Raw records ▸

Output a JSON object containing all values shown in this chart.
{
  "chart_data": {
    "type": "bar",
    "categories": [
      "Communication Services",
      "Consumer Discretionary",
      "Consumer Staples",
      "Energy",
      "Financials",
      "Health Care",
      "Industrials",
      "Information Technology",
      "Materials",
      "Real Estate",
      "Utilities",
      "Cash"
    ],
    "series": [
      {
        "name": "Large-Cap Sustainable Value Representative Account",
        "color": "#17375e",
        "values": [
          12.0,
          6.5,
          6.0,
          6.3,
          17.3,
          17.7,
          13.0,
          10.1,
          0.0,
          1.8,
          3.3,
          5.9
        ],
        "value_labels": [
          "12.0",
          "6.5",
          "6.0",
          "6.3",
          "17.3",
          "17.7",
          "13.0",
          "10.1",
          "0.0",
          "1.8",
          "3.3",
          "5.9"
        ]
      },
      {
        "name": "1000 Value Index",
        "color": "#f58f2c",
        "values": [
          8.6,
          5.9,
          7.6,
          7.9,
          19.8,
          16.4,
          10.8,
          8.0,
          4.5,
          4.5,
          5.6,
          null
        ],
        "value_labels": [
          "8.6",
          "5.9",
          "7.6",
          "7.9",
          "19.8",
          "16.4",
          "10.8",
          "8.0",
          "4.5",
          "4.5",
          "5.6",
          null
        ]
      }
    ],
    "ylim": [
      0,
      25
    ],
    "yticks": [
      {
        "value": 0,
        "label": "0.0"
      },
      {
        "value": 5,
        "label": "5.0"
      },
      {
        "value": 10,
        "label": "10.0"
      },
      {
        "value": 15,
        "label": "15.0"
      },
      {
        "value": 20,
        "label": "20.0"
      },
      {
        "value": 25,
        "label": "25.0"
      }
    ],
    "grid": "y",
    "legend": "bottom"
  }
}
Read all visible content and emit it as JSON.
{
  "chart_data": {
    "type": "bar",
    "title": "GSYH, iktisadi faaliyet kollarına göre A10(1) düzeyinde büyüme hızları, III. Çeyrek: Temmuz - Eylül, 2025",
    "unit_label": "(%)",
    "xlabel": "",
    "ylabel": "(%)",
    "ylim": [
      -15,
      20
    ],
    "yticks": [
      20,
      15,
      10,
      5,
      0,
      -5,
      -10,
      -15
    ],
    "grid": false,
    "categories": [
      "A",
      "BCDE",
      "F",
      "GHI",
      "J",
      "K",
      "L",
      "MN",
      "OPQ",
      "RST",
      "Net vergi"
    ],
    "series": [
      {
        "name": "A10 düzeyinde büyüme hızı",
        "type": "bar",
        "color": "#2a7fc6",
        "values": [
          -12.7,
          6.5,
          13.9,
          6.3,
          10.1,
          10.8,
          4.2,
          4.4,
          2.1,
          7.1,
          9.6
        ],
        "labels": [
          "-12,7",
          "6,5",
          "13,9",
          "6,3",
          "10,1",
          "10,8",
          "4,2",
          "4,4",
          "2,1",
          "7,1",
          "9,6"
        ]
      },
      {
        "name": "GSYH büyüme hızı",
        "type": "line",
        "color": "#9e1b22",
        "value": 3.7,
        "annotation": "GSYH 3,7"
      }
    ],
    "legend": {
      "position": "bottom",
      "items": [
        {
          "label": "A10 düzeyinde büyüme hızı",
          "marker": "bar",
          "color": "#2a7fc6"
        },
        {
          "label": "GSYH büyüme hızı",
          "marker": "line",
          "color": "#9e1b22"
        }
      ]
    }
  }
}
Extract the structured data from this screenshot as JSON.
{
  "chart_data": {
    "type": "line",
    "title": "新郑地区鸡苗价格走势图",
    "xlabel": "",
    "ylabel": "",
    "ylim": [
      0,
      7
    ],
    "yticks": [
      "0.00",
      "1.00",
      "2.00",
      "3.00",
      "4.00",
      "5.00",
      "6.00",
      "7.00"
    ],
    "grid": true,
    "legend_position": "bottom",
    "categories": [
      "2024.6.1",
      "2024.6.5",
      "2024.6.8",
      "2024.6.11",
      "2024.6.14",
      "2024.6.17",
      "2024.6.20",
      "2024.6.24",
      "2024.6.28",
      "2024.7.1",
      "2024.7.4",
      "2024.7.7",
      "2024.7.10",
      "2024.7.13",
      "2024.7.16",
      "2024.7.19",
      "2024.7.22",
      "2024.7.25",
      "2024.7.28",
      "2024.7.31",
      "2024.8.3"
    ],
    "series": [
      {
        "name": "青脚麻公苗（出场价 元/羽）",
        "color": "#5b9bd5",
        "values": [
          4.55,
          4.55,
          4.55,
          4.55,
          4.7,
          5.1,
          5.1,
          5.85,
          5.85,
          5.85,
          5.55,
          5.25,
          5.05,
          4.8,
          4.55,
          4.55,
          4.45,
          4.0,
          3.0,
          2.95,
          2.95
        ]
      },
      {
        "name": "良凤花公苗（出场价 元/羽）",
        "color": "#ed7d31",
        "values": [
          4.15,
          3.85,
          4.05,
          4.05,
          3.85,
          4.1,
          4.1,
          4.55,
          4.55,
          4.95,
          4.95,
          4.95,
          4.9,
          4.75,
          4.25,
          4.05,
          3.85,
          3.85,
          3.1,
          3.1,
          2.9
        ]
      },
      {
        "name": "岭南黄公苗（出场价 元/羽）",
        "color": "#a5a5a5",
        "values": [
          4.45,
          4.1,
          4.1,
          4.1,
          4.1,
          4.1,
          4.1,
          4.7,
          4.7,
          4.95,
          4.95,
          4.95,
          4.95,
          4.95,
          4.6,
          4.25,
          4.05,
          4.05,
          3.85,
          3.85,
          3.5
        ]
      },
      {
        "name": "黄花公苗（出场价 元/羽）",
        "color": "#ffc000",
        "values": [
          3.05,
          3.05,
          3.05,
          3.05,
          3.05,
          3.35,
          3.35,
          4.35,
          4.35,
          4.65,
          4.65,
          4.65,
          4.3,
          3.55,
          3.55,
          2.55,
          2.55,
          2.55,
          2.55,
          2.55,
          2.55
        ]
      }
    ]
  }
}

What to produce ▸ Look through the data and show every line containing "this".

Right answer ▸
Output a JSON object containing all values shown in this chart.
Extract the structured data from this screenshot as JSON.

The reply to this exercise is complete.